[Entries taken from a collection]
^^^^^^^^

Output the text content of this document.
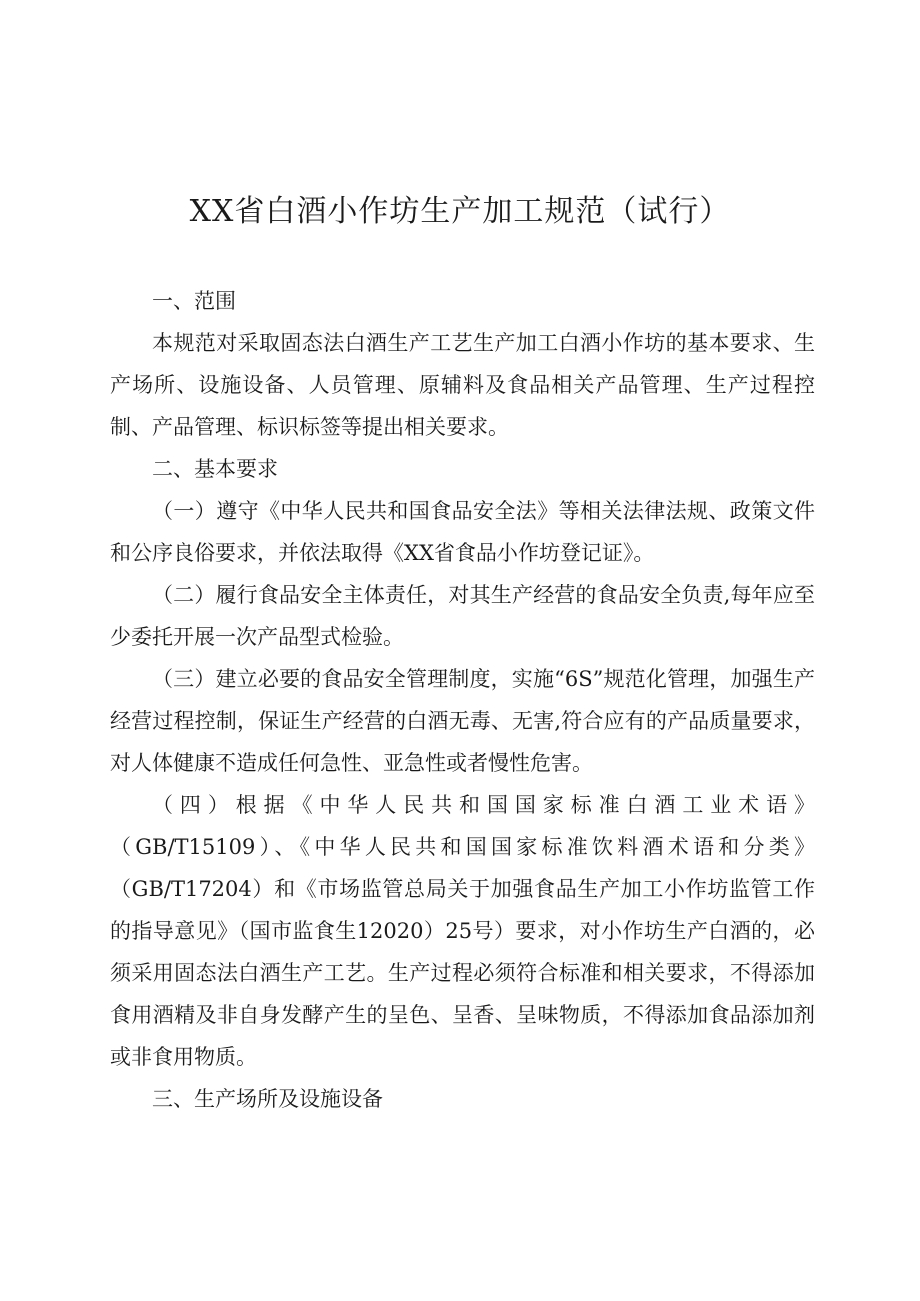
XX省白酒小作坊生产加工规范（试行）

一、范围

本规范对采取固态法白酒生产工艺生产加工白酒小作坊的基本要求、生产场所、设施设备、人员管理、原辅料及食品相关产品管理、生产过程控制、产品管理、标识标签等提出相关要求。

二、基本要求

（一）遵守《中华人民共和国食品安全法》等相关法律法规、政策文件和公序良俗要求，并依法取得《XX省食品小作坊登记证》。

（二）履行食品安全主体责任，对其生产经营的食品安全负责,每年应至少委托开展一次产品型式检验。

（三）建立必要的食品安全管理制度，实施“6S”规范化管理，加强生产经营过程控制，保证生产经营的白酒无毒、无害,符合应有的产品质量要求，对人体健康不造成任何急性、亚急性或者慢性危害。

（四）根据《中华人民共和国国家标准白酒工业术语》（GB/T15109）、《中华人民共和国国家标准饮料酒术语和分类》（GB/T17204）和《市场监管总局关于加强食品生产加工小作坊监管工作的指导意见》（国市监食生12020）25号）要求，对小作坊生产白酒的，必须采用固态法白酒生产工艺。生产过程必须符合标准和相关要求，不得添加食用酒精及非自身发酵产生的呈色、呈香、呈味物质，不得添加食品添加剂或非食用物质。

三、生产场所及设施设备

^^^^^^^^

• _WRITTEN EXERCISE_
Without including the pictures, reproduce all entries exactly.

• _EXERCISE RESPONSE_
Output the text content of this document.
XX省白酒小作坊生产加工规范（试行）

一、范围

本规范对采取固态法白酒生产工艺生产加工白酒小作坊的基本要求、生产场所、设施设备、人员管理、原辅料及食品相关产品管理、生产过程控制、产品管理、标识标签等提出相关要求。

二、基本要求

（一）遵守《中华人民共和国食品安全法》等相关法律法规、政策文件和公序良俗要求，并依法取得《XX省食品小作坊登记证》。

（二）履行食品安全主体责任，对其生产经营的食品安全负责,每年应至少委托开展一次产品型式检验。

（三）建立必要的食品安全管理制度，实施“6S”规范化管理，加强生产经营过程控制，保证生产经营的白酒无毒、无害,符合应有的产品质量要求，对人体健康不造成任何急性、亚急性或者慢性危害。

（四）根据《中华人民共和国国家标准白酒工业术语》（GB/T15109）、《中华人民共和国国家标准饮料酒术语和分类》（GB/T17204）和《市场监管总局关于加强食品生产加工小作坊监管工作的指导意见》（国市监食生12020）25号）要求，对小作坊生产白酒的，必须采用固态法白酒生产工艺。生产过程必须符合标准和相关要求，不得添加食用酒精及非自身发酵产生的呈色、呈香、呈味物质，不得添加食品添加剂或非食用物质。

三、生产场所及设施设备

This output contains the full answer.